Eran tiempos de la Prehistoria, aproximadamente hace ahora 66 millones de años, tiempos del Pleistoceno, cuando los dinosaurios eran los únicos dueños del planeta, en una zona próxima a la península del Yucatán, en el Golfo de México. Súbitamente, el cielo se obscureció, un sonido atronador hizo levantar sus cabezas conforme un asteroide de diez kilómetros de diámetro se fue acercando a la superficie del planeta y golpeó de forma megalítica la superficie ocasionando el primero de los jinetes del Apocalipsis, un cataclismo que originó prácticamente la desaparición de la mayor parte de los organismos vivos de la tierra, entre ellos todas las familias de dinosaurios. Las consecuencias fueron, aparte del maremoto en la cercanía, una nube de polvo que envolvió toda la atmósfera impidiendo la entrada del sol, con dos efectos catastróficos: la abrupta elevación de la temperatura en oleadas que casi calcinaron el planeta y la atrofia de la fotosíntesis y la generación de oxígeno que casi extinguió la vida, y no digo la humana porque ésta no dio comienzo, en África, sino 62 millones de años después.

Todo esto se ha descubierto merced a exploraciones de hidrocarburos por la petrolera PEMEX que descubrió en el mar un inmenso cráter de 200 kilómetros de diámetro y que, en breve, va a ser objeto de investigación por organismos internacionales para averiguar algo más de los orígenes de la vida de nuestra casa Tierra.

Siglo XXI, pelín después, cuando los seres humanos hemos sustituido a los dinos como dueños temporales del planeta, nos aproximamos a los ocho mil millones de habitantes, escasa importancia damos a las catástrofes naturales o provocadas, salvo que se produzcan en nuestro entorno. Ejemplo cercano, los acontecimientos terroristas de Bruselas nos retornaron al bosque del recuerdo del Retiro de Madrid donde hay 192 árboles que nos recuerdan las vidas segadas por la locura, mientras que las vidas desechas en Pakistán en una explosión con decenas de niños muertos sólo motivan un click o pasar página para leer otra noticia.

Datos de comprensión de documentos
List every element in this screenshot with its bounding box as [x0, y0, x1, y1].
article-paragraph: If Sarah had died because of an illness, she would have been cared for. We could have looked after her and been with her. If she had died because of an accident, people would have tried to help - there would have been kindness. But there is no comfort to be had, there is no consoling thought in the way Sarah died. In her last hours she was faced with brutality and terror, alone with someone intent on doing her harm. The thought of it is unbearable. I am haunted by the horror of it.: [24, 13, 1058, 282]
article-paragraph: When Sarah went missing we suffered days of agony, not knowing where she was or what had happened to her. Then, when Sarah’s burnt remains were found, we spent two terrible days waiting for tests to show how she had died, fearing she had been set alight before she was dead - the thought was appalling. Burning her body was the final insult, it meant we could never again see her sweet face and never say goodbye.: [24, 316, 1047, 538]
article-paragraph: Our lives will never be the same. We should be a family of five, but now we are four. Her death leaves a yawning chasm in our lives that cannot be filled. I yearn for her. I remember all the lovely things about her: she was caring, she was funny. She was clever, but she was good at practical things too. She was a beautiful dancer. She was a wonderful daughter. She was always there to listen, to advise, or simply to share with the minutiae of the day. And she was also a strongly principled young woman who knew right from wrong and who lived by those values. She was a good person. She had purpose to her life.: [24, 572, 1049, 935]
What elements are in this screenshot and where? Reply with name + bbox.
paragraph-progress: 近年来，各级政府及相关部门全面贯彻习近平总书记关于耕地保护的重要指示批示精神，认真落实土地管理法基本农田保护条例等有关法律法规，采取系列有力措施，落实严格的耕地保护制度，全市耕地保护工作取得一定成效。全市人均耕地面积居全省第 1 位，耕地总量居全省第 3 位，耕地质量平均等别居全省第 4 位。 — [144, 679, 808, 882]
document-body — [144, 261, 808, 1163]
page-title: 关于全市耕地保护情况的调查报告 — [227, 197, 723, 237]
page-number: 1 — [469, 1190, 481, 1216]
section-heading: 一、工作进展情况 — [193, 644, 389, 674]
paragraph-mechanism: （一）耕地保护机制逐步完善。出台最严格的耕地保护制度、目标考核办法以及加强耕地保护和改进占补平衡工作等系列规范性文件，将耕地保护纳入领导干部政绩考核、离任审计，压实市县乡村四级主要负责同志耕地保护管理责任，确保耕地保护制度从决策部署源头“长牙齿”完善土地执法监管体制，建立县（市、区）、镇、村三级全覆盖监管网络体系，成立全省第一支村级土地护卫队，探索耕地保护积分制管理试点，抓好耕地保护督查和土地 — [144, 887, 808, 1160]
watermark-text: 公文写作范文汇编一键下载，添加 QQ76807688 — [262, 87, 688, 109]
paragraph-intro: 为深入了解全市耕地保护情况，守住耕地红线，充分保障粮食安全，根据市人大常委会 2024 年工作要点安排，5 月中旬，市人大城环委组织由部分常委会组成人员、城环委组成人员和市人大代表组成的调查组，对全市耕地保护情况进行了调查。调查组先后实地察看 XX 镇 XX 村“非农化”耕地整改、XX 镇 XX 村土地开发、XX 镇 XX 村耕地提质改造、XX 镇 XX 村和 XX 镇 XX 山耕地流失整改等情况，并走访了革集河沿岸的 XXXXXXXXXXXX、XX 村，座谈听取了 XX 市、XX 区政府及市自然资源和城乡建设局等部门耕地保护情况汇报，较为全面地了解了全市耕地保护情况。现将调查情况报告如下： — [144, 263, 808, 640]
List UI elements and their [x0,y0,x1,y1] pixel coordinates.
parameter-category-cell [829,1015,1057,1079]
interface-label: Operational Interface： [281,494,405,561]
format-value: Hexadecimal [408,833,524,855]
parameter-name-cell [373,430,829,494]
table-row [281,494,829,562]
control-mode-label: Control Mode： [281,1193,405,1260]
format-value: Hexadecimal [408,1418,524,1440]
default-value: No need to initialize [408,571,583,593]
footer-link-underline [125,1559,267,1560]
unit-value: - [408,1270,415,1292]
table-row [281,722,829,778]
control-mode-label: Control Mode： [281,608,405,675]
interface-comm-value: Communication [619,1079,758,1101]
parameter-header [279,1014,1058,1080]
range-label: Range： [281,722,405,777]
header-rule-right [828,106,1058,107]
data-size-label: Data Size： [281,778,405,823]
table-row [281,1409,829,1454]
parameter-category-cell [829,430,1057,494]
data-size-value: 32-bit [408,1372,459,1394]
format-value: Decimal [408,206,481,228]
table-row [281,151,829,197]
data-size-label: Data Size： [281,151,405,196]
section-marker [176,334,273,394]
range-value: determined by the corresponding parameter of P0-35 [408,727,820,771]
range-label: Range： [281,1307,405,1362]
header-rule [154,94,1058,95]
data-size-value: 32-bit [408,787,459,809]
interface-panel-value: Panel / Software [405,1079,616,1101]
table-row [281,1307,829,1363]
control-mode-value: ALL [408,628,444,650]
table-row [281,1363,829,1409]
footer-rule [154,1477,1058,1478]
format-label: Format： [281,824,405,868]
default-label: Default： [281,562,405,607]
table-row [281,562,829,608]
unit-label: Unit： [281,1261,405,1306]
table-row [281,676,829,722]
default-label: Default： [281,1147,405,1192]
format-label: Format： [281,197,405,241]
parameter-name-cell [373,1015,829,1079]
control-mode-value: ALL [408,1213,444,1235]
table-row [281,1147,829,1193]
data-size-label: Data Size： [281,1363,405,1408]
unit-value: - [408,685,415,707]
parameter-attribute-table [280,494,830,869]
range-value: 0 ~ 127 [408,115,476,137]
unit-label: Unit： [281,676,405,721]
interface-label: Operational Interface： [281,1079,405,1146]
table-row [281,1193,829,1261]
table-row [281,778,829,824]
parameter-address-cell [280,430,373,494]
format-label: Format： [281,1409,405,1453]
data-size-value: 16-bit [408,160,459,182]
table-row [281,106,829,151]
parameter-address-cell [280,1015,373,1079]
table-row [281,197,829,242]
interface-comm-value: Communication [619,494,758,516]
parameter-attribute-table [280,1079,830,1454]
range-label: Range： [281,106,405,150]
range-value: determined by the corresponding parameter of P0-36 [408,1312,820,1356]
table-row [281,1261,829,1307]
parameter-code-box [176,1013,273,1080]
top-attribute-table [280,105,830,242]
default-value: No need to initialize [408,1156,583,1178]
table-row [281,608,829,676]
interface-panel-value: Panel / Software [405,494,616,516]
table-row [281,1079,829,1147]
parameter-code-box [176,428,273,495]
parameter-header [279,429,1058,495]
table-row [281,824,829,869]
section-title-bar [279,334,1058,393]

Qué harás.
• a. Según el texto sobre el asteroide, ¿qué diámetro tiene el cráter que la petrolera PEMEX descubrió en el mar?
• b. Anota todos los topónimos (regiones, países, ciudades o parques) que nombra el texto sobre el asteroide.
• c. Prosigue el texto sobre el asteroide a partir de su último párrafo.

Tus respuestas.
• a. 200 kilómetros.

• b. Península del Yucatán, Golfo de México, África, Bruselas, el Retiro de Madrid y Pakistán.

• c.
Precisamente son las catástrofes planetarias las que nos llevan a un lugar recóndito en el hemisferio norte, en una ladera montañosa del archipiélago de Svalbard, a unos 1.300 kilómetros del Polo Norte, un árido trozo de roca reivindicado por Noruega y cedido en 1925 por un tratado internacional. En esa isla llena de pingüinos Bill Gates está invirtiendo decenas de millones junto con varias fundaciones y el gobierno de Noruega, entre otros, en lo que se llama el «banco de semillas del día del juicio final». La bóveda que acoge este tesoro, excavada a 130 metros de profundidad en una montaña de piedra, impermeable a la actividad volcánica, rodeada de terreno helado ártico, capaz de resistir terremotos y ataques nucleares, donde los miles de millones de semillas depositadas por multitud de países están conservadas a 18 grados centígrados bajo cero y empaquetadas en contenedores de aluminio de cuatro capas que podrán mantenerse vivas hasta por mil años, aun en el caso que se produjera un fallo en el suministro eléctrico, que sólo es necesario para iluminación. Este cementerio, que no alberga nada muerto, ha sido bautizado como la cámara de Semillas del Juicio Final, o el Arca de Noé, después del diluvio, no sé si de agua o de neutrones, aunque creo que de agua solo nos podemos ahogar cuando se fundan los polos y la Explanada sea una piscina. Bien lejos del Polo Norte, en Barcelona, existe en la ficción otro cementerio de vida, éste secreto, de los libros olvidados, obra maestra de Ruiz Zafón, donde se alberga la ilustración de la humanidad desde que Gutenberg ideó la imprenta, a salvo de los inquisidores de la cultura, Fahrenheit 451, obra maestra de Ray Bradbury, temperatura a partir de la cual comienzan a arder los libros.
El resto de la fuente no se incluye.